■ What you will do:
Gather all lines from the material that contain "description".

■ Extracted entries:
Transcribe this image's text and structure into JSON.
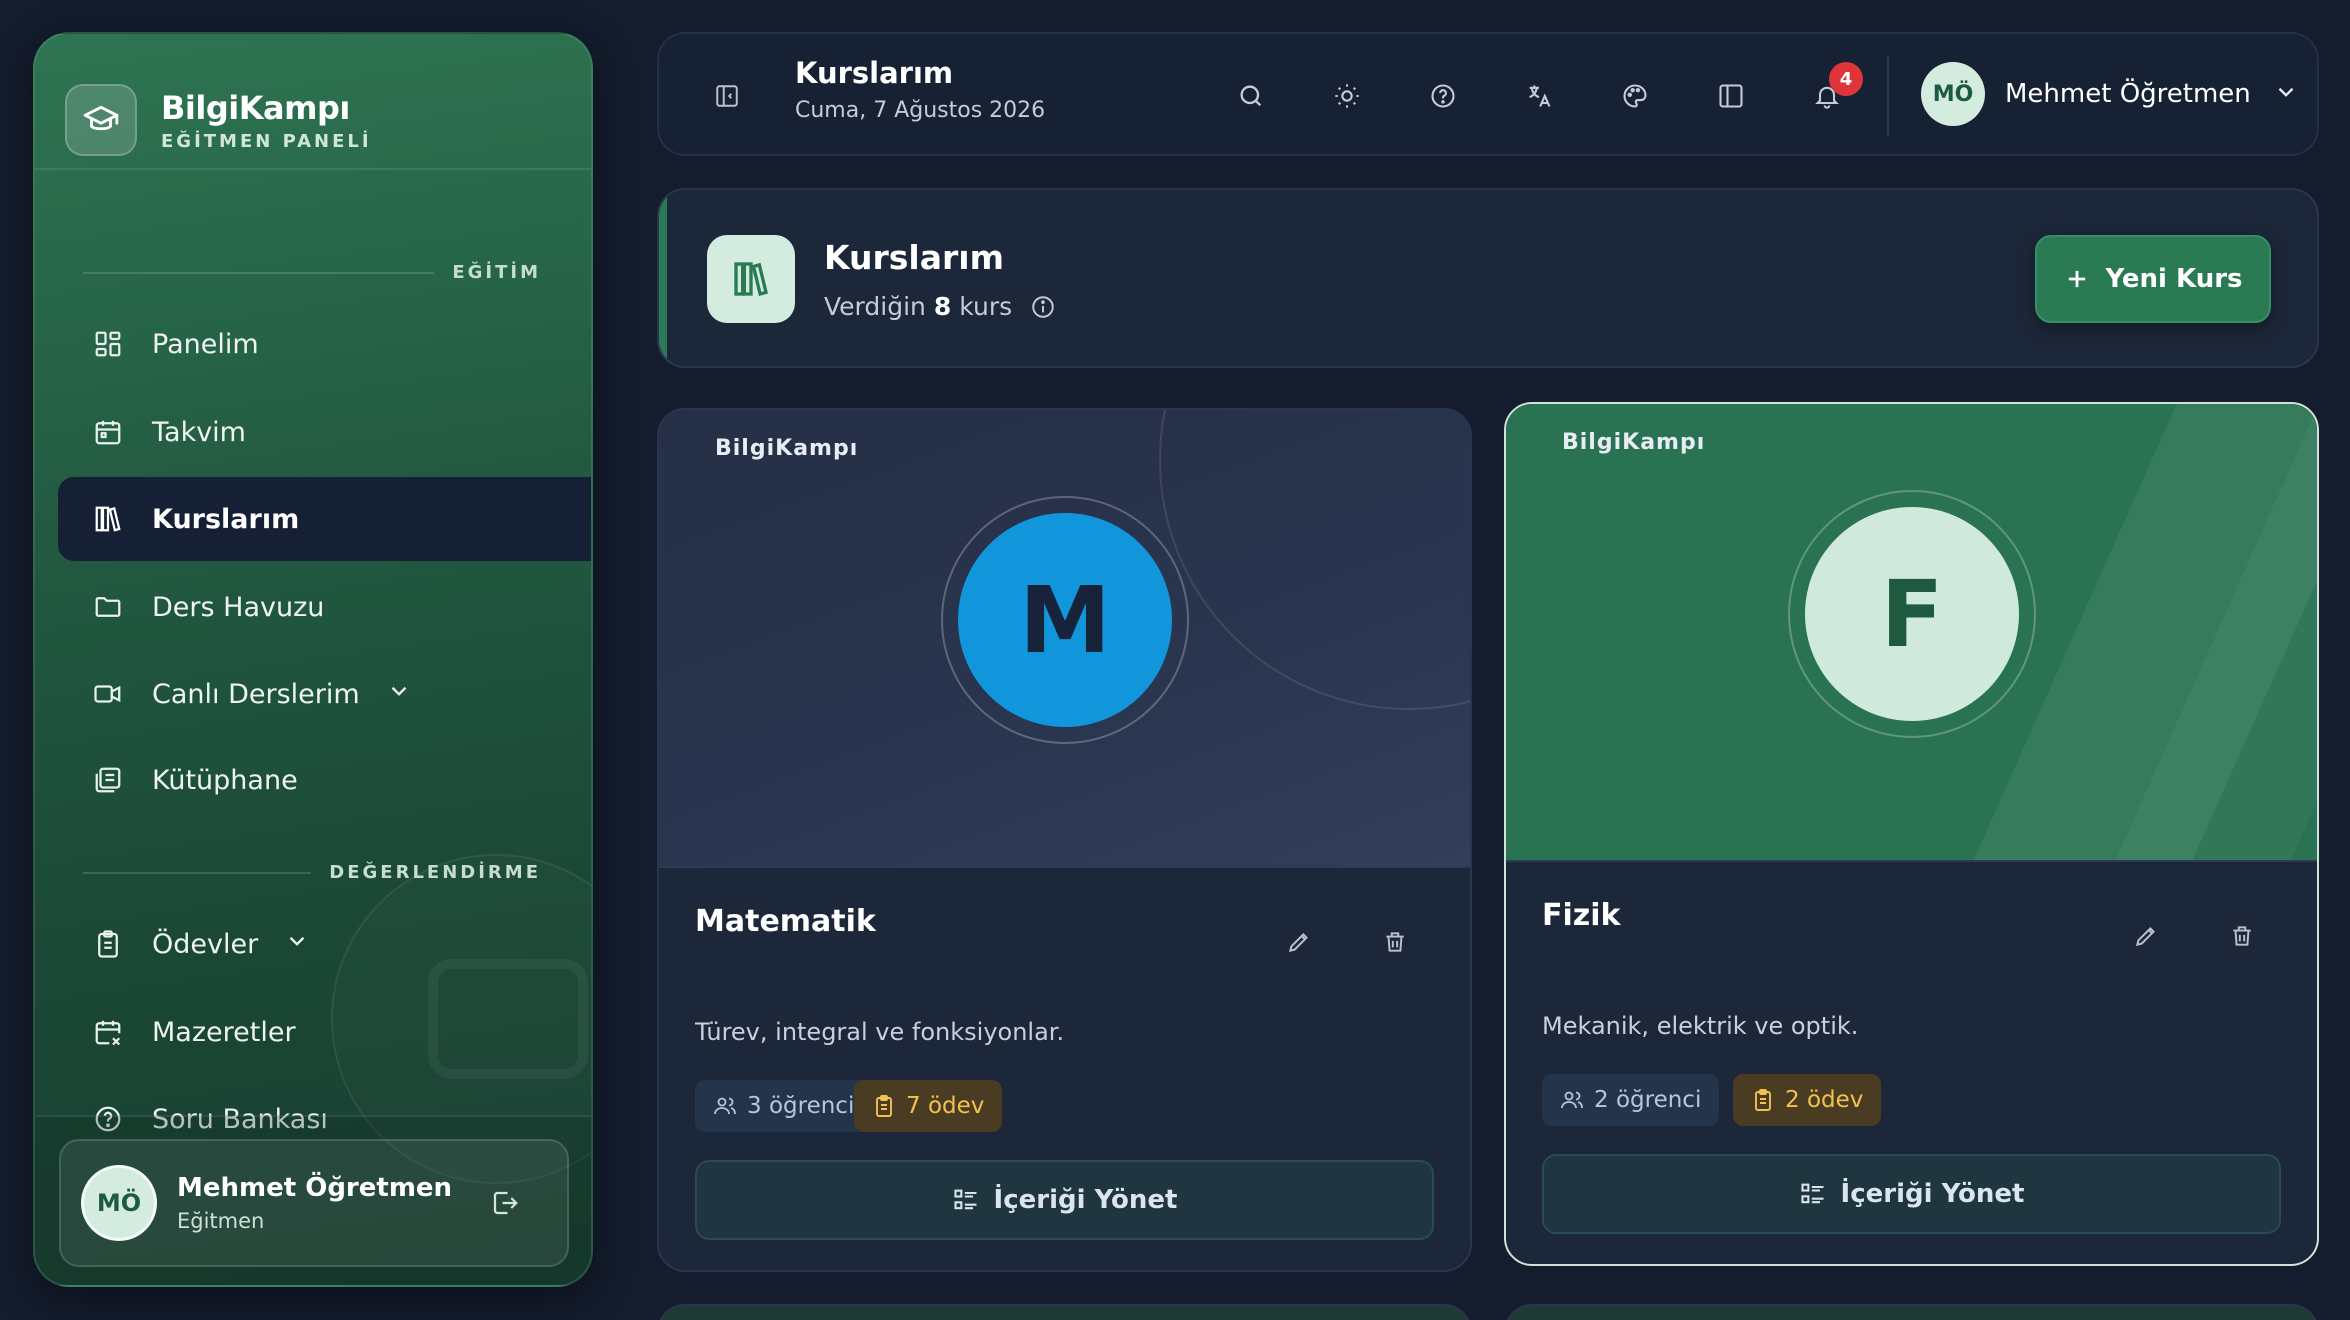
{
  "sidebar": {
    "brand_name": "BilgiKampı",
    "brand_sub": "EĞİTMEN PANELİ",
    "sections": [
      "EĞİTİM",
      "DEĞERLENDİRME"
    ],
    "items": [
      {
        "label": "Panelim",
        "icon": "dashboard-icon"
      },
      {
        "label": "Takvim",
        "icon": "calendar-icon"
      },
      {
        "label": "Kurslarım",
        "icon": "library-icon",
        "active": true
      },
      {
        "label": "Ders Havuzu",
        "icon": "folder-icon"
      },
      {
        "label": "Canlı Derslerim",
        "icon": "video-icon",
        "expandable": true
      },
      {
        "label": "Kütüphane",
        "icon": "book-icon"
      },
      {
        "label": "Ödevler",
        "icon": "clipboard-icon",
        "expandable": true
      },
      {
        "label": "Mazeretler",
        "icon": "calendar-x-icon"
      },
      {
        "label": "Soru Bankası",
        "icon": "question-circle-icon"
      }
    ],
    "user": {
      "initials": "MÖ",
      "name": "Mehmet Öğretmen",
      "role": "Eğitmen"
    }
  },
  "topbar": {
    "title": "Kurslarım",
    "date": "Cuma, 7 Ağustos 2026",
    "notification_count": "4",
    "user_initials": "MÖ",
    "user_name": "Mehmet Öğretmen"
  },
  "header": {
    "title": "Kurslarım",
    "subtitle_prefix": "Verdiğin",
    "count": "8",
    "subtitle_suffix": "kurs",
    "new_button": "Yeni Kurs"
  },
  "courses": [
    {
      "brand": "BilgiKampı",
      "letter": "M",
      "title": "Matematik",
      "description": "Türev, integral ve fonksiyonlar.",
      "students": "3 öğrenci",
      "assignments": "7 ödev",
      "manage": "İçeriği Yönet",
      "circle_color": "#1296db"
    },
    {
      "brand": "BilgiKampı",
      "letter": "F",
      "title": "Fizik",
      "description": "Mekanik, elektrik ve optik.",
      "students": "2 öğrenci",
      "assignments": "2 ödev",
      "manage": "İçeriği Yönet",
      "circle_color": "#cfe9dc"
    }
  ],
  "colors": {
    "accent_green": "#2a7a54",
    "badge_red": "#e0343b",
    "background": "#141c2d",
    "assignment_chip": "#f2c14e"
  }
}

■ Task solution:
      "description": "Türev, integral ve fonksiyonlar.",
      "description": "Mekanik, elektrik ve optik.",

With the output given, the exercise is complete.